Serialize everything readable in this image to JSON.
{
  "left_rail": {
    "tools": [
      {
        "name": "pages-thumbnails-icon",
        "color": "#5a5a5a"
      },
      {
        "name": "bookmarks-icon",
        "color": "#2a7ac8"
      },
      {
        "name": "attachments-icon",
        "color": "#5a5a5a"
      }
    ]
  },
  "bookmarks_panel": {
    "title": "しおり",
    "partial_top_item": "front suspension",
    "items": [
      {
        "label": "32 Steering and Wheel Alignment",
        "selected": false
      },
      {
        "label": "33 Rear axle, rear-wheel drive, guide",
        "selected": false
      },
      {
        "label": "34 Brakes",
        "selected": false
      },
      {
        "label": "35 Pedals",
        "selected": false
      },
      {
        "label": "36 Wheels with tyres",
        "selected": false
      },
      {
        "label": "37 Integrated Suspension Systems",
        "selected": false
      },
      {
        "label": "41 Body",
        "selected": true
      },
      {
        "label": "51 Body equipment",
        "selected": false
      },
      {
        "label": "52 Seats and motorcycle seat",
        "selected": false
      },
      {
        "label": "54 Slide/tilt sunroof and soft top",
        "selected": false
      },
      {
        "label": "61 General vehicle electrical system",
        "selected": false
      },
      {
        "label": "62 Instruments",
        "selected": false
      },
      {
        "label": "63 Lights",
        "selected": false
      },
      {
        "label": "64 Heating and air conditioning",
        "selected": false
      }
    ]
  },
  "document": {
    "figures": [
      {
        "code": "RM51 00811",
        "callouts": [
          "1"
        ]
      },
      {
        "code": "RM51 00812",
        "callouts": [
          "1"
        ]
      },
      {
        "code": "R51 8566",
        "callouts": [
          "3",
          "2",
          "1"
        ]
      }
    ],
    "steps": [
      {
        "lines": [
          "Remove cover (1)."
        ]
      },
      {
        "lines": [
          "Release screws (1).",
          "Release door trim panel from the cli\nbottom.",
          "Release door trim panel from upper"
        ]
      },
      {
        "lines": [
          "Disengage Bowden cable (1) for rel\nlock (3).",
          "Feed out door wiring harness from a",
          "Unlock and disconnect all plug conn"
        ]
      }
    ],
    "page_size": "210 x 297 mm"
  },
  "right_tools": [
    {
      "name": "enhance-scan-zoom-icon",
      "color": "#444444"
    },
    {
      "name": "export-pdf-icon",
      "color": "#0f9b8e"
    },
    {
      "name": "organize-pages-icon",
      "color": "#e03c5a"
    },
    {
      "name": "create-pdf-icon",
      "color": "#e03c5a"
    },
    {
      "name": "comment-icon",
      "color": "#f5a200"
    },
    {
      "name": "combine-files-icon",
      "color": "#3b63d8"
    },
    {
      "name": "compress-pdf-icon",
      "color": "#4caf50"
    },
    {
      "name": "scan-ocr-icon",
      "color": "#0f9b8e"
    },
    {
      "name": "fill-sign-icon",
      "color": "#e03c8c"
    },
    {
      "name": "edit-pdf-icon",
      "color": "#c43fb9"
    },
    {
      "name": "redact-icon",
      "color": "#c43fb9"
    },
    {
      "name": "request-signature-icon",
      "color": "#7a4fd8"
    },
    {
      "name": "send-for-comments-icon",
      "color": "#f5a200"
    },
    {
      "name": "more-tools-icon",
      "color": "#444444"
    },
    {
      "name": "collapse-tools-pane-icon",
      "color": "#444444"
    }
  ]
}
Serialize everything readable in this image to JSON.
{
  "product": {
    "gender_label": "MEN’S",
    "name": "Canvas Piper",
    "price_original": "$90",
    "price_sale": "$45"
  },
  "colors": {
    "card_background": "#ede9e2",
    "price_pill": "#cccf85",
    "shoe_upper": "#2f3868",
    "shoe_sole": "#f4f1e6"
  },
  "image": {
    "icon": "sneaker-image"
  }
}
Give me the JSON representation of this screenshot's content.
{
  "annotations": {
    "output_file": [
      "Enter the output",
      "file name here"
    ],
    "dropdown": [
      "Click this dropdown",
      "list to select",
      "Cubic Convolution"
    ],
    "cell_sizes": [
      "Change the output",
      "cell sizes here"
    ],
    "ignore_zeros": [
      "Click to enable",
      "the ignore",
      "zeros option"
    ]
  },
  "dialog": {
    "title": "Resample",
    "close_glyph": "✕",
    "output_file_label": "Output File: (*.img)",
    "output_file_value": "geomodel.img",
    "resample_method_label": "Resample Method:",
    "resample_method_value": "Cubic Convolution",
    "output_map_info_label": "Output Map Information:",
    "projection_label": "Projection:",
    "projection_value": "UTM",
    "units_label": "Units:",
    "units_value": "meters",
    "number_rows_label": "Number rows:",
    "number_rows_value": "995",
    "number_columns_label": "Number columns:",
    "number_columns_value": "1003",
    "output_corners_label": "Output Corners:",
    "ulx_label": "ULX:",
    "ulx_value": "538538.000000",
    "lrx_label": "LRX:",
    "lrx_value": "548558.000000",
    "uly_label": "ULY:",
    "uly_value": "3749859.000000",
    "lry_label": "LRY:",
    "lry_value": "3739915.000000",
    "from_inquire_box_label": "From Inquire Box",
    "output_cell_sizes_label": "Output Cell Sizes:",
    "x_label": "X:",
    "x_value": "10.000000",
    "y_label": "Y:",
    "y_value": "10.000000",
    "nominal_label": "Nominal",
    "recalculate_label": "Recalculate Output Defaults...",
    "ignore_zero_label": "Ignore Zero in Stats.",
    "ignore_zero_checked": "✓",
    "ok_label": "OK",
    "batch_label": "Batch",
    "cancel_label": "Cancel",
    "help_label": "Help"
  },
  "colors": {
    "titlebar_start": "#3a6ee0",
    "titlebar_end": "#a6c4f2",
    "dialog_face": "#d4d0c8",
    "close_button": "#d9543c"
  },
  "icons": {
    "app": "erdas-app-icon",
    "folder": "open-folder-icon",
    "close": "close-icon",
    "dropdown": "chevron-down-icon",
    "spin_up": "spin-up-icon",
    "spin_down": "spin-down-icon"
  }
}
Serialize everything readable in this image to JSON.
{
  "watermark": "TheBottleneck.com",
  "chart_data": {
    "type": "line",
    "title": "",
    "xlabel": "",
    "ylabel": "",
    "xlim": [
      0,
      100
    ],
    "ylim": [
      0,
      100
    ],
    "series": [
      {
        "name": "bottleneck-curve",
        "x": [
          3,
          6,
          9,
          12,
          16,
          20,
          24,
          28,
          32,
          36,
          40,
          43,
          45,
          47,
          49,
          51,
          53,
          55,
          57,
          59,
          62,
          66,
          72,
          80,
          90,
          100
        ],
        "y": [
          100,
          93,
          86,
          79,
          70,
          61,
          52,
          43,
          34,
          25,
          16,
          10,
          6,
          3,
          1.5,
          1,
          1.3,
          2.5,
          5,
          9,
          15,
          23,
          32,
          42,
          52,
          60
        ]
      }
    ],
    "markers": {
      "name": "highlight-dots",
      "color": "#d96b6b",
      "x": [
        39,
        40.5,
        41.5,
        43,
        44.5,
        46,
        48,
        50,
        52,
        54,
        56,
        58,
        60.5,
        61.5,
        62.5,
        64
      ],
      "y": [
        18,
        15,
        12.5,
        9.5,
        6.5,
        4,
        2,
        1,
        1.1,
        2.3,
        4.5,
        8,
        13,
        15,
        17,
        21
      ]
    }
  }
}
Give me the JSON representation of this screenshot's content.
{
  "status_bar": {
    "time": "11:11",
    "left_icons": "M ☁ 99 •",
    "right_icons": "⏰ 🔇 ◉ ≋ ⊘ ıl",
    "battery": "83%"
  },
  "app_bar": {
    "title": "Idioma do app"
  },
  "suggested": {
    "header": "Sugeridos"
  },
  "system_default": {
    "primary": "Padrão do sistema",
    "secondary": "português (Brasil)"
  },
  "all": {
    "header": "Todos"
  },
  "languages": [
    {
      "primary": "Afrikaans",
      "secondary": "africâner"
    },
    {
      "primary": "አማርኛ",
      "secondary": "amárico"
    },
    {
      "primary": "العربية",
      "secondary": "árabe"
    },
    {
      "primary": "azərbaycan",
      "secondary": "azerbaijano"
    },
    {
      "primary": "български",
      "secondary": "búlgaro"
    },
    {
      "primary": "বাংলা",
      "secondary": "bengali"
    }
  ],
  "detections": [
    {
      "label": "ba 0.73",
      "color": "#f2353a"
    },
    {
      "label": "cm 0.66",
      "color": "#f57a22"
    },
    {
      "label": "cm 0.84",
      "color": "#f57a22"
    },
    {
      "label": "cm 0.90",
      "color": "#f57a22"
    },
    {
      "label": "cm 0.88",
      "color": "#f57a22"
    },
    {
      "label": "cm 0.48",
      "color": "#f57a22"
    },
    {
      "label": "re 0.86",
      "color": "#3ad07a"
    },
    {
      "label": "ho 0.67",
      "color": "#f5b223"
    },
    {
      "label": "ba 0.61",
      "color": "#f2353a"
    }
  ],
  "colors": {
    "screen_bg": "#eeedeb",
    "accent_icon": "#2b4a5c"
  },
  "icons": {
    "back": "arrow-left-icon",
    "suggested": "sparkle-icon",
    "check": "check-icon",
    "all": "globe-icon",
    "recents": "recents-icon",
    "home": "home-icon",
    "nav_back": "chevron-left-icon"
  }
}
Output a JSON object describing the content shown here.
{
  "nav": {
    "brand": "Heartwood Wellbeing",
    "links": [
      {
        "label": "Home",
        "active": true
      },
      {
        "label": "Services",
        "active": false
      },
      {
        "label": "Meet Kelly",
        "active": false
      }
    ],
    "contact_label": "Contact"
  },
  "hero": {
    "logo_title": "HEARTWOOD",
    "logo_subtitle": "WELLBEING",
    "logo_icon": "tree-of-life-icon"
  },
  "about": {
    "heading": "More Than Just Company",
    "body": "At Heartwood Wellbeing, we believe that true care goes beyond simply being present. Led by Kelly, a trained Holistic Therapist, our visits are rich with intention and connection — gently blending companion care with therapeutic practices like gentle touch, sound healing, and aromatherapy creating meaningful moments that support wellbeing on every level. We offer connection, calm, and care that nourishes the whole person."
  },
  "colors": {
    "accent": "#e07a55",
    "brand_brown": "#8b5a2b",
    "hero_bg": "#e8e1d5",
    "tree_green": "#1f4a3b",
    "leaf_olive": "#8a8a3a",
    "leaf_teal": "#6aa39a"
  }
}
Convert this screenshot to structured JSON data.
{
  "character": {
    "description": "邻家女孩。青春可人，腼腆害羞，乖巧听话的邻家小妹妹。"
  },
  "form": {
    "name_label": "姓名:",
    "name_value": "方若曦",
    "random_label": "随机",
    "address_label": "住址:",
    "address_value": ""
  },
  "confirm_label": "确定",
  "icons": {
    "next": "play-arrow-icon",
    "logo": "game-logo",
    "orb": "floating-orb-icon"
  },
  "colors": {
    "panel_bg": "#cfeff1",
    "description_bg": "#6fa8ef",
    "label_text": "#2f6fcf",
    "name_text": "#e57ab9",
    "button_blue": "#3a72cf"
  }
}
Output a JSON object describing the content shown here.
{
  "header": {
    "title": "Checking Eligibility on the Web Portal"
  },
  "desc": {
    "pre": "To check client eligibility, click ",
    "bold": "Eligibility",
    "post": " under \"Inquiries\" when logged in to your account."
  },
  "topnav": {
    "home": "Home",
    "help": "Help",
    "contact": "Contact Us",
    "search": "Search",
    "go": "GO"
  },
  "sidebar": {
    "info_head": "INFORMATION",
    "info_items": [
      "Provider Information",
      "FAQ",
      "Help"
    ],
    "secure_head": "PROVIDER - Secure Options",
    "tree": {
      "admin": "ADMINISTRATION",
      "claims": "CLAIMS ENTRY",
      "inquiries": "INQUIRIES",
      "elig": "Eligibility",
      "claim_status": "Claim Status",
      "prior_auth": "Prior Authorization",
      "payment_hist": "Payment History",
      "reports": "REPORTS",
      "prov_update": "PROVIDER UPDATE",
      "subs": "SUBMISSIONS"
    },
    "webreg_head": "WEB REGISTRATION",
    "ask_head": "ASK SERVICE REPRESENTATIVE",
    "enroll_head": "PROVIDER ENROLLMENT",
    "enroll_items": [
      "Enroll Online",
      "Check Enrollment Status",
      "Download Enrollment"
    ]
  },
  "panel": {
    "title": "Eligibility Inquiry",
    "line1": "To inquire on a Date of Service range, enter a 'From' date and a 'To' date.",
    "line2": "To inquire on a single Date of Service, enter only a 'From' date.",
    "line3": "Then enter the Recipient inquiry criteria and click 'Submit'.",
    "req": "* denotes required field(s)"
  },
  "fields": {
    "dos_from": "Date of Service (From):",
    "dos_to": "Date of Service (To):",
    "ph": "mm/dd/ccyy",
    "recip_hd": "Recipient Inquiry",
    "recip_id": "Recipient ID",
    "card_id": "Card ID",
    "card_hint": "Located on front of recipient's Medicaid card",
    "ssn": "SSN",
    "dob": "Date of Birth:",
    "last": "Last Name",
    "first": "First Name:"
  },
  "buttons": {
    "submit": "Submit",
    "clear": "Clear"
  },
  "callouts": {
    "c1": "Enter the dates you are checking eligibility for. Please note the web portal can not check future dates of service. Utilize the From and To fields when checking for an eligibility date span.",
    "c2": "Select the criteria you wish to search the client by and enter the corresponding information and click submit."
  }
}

Objective: State the number of lines in the records that include "pages", and write nothing else.

The solution: 2